── Items

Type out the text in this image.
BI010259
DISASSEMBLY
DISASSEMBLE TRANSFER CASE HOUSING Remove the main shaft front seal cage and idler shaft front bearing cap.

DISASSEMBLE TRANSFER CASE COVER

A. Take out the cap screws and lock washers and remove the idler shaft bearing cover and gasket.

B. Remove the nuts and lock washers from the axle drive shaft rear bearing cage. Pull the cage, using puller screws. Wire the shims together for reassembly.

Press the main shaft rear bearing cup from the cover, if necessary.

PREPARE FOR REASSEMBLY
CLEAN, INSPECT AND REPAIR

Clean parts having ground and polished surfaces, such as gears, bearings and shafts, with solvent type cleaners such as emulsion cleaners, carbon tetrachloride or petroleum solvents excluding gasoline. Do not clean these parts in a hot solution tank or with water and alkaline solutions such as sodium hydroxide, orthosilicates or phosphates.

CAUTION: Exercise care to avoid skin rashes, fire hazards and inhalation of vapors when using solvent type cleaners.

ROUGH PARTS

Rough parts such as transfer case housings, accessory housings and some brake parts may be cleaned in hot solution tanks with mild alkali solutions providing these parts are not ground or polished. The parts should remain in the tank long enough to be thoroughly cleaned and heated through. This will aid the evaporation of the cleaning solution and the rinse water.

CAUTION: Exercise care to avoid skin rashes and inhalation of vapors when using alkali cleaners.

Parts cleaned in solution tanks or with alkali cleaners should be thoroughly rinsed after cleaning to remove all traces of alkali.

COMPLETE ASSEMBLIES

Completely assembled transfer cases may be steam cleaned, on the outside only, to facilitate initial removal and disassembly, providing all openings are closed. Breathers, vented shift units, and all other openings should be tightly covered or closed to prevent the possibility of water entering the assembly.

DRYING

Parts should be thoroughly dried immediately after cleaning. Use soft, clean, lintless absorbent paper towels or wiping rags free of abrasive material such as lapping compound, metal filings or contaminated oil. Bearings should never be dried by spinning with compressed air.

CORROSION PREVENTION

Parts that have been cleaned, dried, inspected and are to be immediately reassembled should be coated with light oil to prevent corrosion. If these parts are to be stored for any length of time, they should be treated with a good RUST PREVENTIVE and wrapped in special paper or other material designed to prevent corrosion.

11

────

**Directions for this task**.
In the material above, show every line where the word "cleaners" turns up.

**Solution to the exercise**.
Clean parts having ground and polished surfaces, such as gears, bearings and shafts, with solvent type cleaners such as emulsion cleaners, carbon tetrachloride or petroleum solvents excluding gasoline. Do not clean these parts in a hot solution tank or with water and alkaline solutions such as sodium hydroxide, orthosilicates or phosphates.
CAUTION: Exercise care to avoid skin rashes, fire hazards and inhalation of vapors when using solvent type cleaners.
CAUTION: Exercise care to avoid skin rashes and inhalation of vapors when using alkali cleaners.
Parts cleaned in solution tanks or with alkali cleaners should be thoroughly rinsed after cleaning to remove all traces of alkali.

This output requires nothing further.